◆ **DATA SUPPLIED**:
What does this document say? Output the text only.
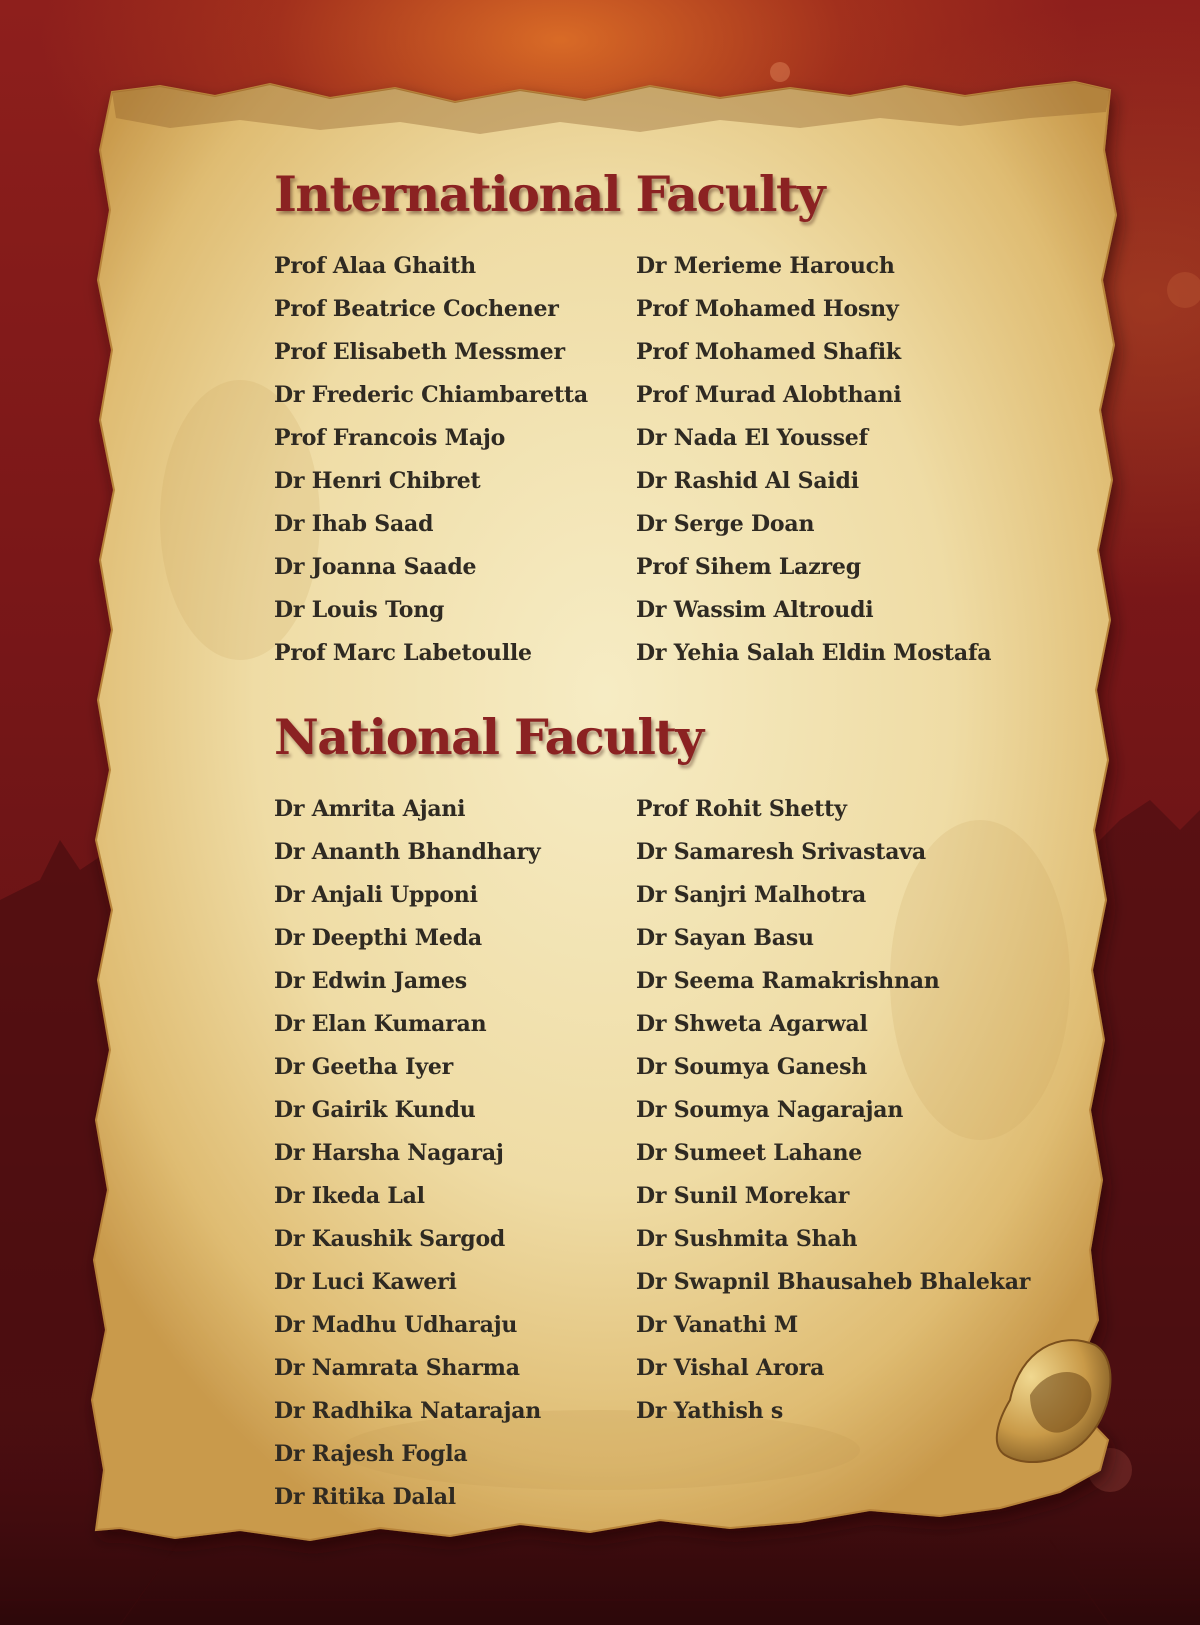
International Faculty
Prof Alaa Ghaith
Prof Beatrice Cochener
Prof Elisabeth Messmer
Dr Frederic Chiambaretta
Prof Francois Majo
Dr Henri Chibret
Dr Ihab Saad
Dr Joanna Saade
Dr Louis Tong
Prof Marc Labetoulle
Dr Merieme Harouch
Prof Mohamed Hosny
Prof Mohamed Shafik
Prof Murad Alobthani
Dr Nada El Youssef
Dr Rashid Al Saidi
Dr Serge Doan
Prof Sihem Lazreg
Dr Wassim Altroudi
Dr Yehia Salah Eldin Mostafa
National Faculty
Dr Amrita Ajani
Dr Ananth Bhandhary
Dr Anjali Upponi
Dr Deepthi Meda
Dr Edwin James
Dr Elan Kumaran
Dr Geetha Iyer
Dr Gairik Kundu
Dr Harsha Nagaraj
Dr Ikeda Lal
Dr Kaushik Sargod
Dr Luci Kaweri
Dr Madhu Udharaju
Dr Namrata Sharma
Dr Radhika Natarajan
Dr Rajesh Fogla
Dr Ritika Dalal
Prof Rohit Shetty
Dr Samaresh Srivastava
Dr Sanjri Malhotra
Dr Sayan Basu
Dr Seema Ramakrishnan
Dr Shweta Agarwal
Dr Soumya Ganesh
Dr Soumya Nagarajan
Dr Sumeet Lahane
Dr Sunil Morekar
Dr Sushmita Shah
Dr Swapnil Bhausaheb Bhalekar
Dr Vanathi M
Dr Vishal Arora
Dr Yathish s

◆ **THE EXERCISE**:
Tally every line of the listing that holds the string "Soumya", then give the number by itself.

◆ **ANSWER TO THE EXERCISE**:
2